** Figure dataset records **

● ● ● ● ● ● ●

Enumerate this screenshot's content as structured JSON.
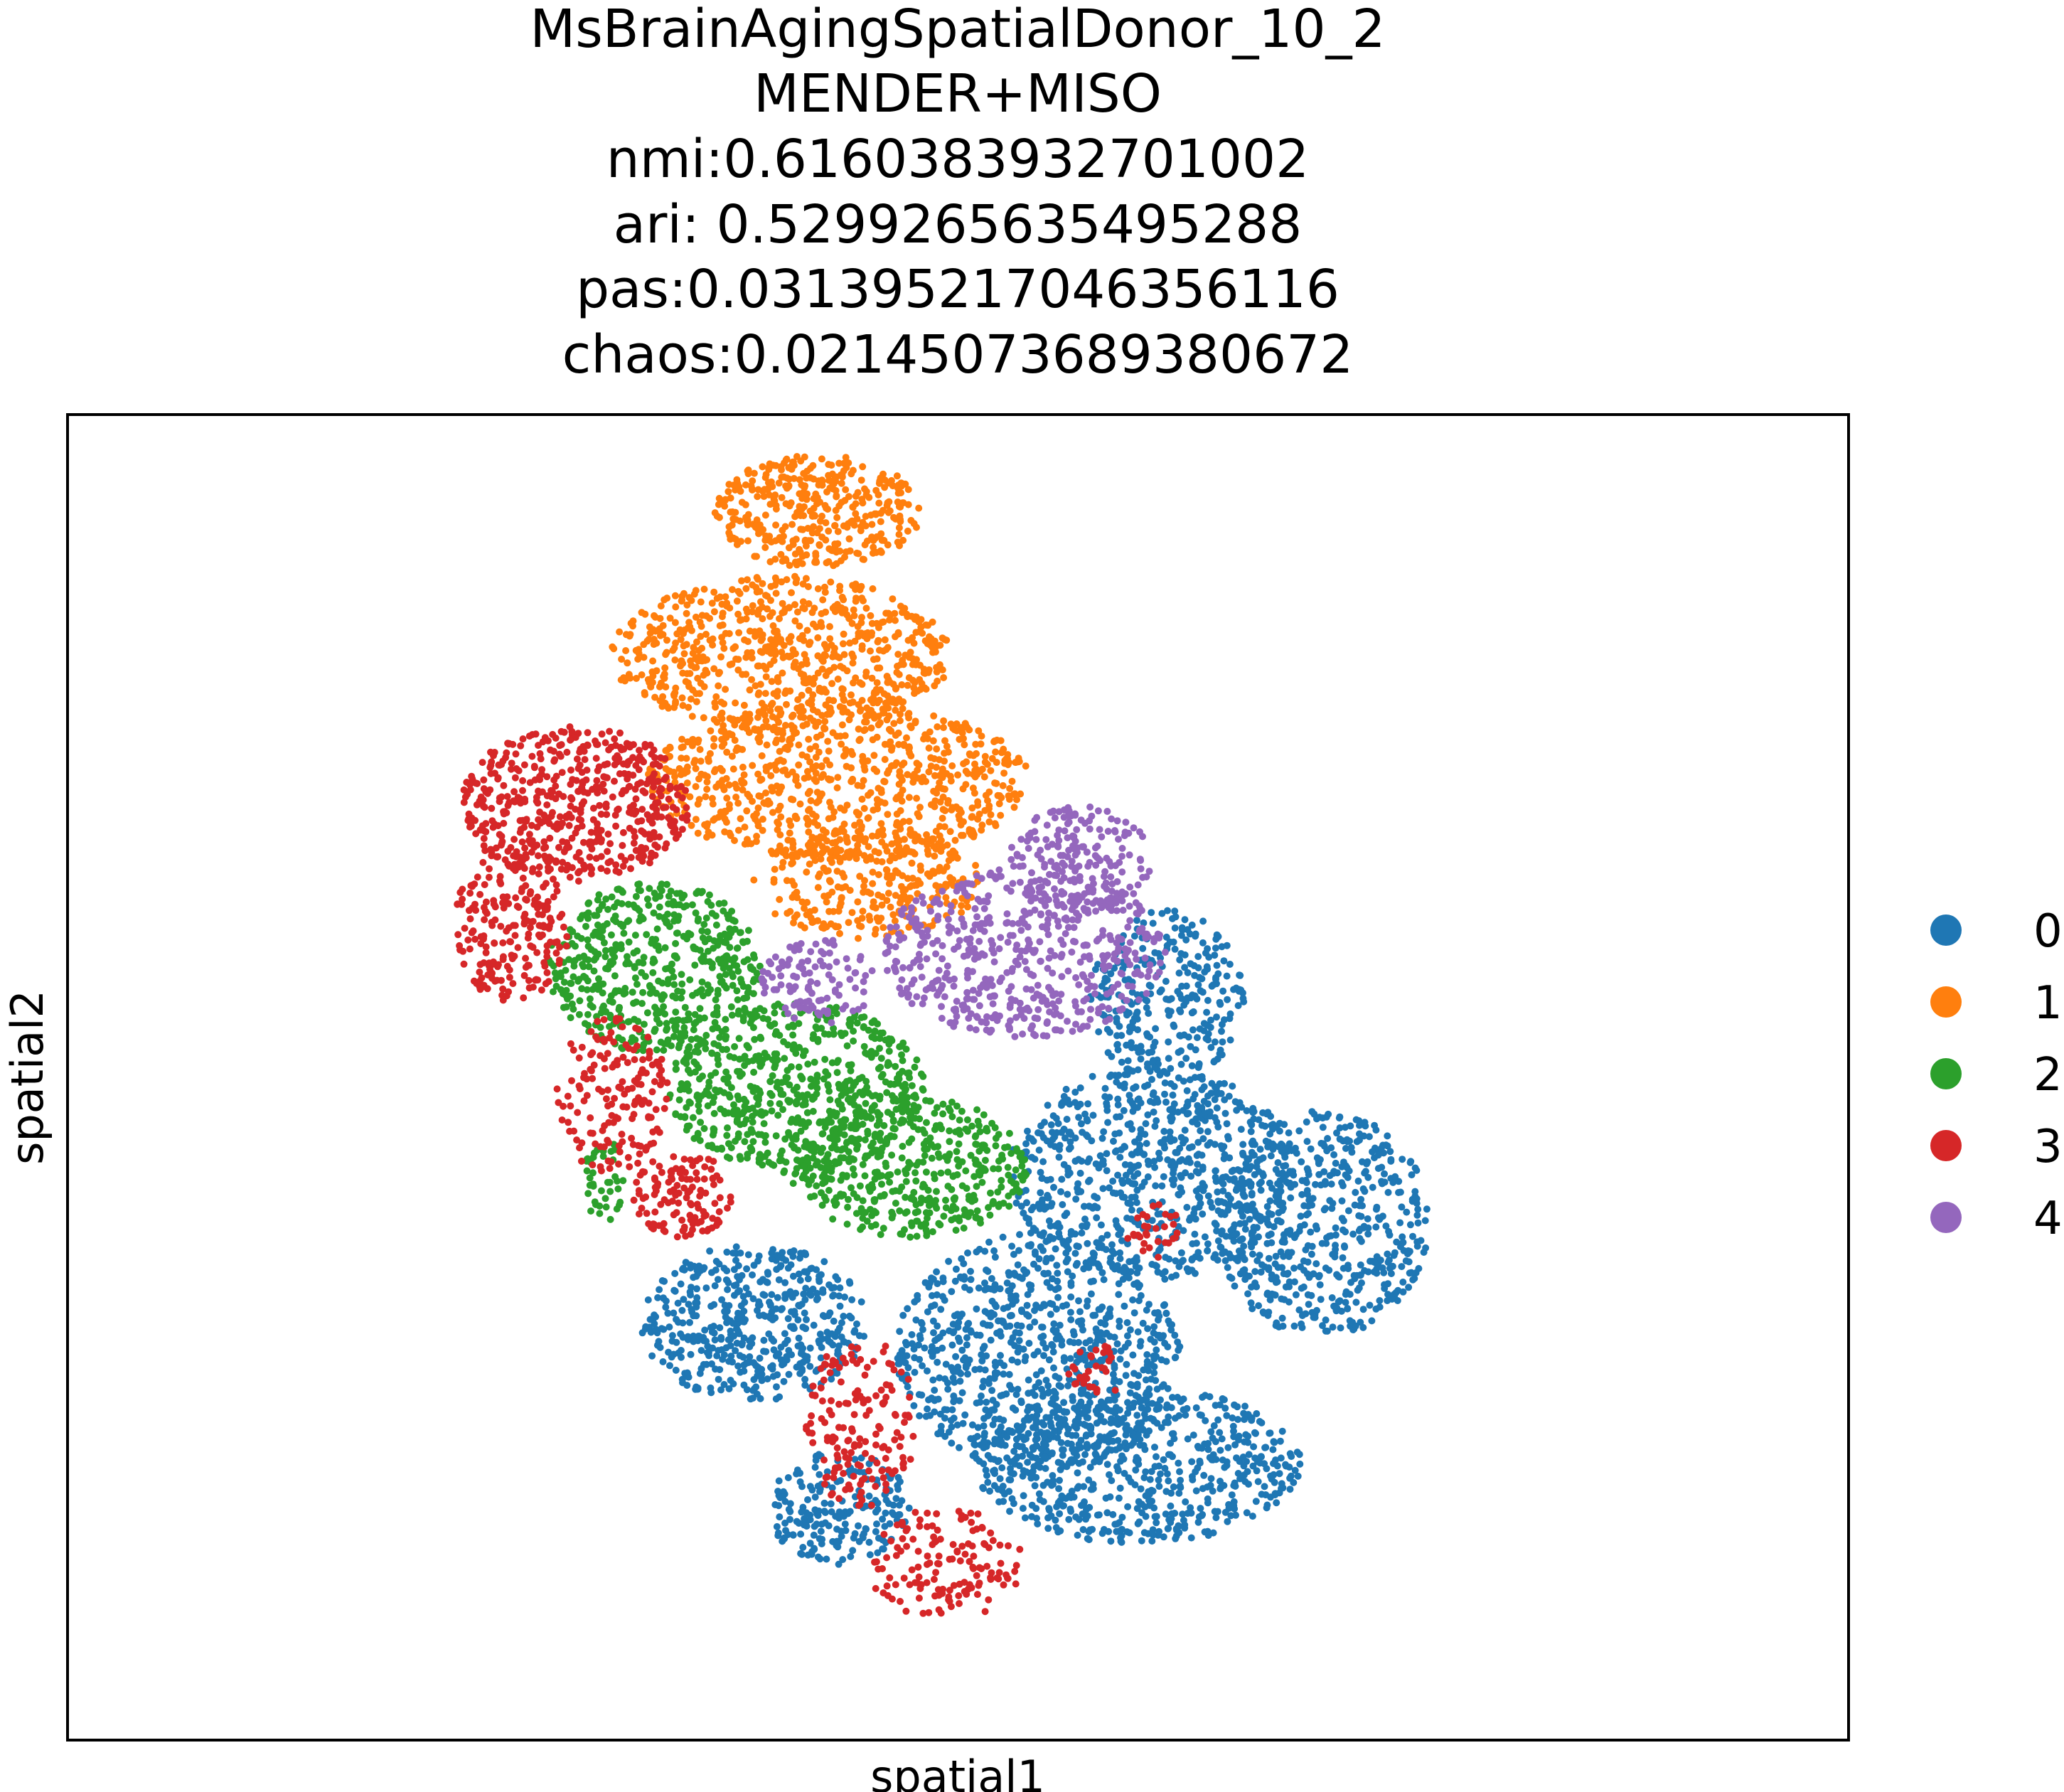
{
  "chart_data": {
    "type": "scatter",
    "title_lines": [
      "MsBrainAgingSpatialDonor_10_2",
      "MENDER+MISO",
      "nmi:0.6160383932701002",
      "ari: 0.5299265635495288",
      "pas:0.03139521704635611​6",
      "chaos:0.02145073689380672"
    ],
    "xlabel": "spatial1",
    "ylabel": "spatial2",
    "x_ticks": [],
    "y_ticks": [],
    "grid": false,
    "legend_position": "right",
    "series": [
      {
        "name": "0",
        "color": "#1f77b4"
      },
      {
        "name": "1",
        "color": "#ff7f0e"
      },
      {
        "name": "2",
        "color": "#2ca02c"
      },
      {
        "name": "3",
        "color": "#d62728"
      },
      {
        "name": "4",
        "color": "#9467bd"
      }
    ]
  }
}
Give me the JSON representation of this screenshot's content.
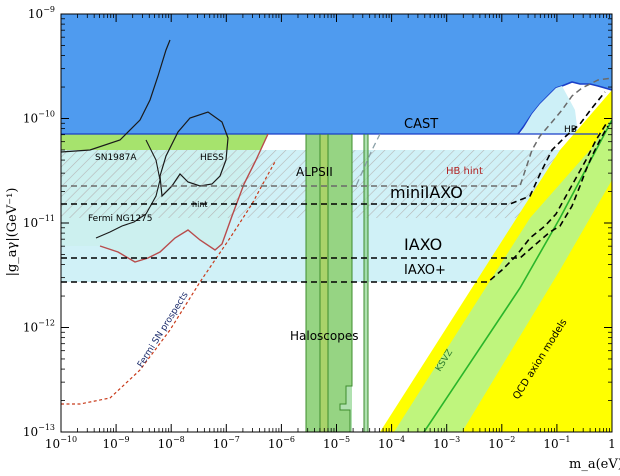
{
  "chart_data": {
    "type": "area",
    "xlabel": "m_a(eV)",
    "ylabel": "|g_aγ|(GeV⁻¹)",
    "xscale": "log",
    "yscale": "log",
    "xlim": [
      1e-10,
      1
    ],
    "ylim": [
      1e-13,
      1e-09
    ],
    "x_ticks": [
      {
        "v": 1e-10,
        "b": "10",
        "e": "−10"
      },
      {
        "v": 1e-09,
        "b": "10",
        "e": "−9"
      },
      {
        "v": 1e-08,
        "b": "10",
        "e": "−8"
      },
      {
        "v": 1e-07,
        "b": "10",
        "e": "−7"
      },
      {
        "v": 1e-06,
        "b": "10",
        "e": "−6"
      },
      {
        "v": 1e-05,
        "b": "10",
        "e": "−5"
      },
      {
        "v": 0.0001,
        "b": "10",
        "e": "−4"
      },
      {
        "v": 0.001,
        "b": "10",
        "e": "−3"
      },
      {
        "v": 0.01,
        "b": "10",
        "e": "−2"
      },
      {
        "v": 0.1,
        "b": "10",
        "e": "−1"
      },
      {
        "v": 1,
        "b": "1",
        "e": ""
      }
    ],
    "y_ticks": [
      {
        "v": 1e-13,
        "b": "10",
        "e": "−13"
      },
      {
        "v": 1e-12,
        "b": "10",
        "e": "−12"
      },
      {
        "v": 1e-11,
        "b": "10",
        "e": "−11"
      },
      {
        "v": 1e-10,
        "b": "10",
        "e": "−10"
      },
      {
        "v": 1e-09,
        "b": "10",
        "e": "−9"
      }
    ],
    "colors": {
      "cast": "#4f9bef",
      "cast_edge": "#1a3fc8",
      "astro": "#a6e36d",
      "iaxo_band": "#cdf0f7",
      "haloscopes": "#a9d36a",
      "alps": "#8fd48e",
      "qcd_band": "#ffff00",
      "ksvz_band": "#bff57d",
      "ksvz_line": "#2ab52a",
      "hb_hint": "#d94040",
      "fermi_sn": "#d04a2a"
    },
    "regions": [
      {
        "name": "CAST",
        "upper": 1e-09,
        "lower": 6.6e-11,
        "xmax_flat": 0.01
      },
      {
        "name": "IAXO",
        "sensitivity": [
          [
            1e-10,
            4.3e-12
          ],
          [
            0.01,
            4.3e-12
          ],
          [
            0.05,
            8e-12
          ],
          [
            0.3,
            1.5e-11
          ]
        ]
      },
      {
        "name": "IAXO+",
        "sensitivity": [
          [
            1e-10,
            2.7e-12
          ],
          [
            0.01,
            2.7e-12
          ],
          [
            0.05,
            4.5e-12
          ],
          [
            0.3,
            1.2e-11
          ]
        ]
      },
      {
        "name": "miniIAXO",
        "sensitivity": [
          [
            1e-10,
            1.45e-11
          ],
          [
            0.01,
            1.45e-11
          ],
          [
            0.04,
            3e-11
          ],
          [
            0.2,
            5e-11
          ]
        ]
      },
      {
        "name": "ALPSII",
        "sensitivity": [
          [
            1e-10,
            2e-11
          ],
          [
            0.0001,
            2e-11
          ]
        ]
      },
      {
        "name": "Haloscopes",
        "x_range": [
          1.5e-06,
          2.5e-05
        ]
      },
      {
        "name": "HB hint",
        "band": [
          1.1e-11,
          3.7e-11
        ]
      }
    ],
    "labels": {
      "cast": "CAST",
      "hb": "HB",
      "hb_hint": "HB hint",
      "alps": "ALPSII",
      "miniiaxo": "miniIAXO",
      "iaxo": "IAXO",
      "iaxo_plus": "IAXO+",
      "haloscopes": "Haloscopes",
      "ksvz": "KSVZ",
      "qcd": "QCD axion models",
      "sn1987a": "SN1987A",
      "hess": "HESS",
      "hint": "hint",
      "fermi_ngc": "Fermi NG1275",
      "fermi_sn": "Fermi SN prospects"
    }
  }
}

● ● ● ● ● ● ●

** Exercise prompt **
From the records above, pull out each line that has "content".

** Full answer **
Enumerate this screenshot's content as structured JSON.
Give me the JSON representation of this screenshot's content.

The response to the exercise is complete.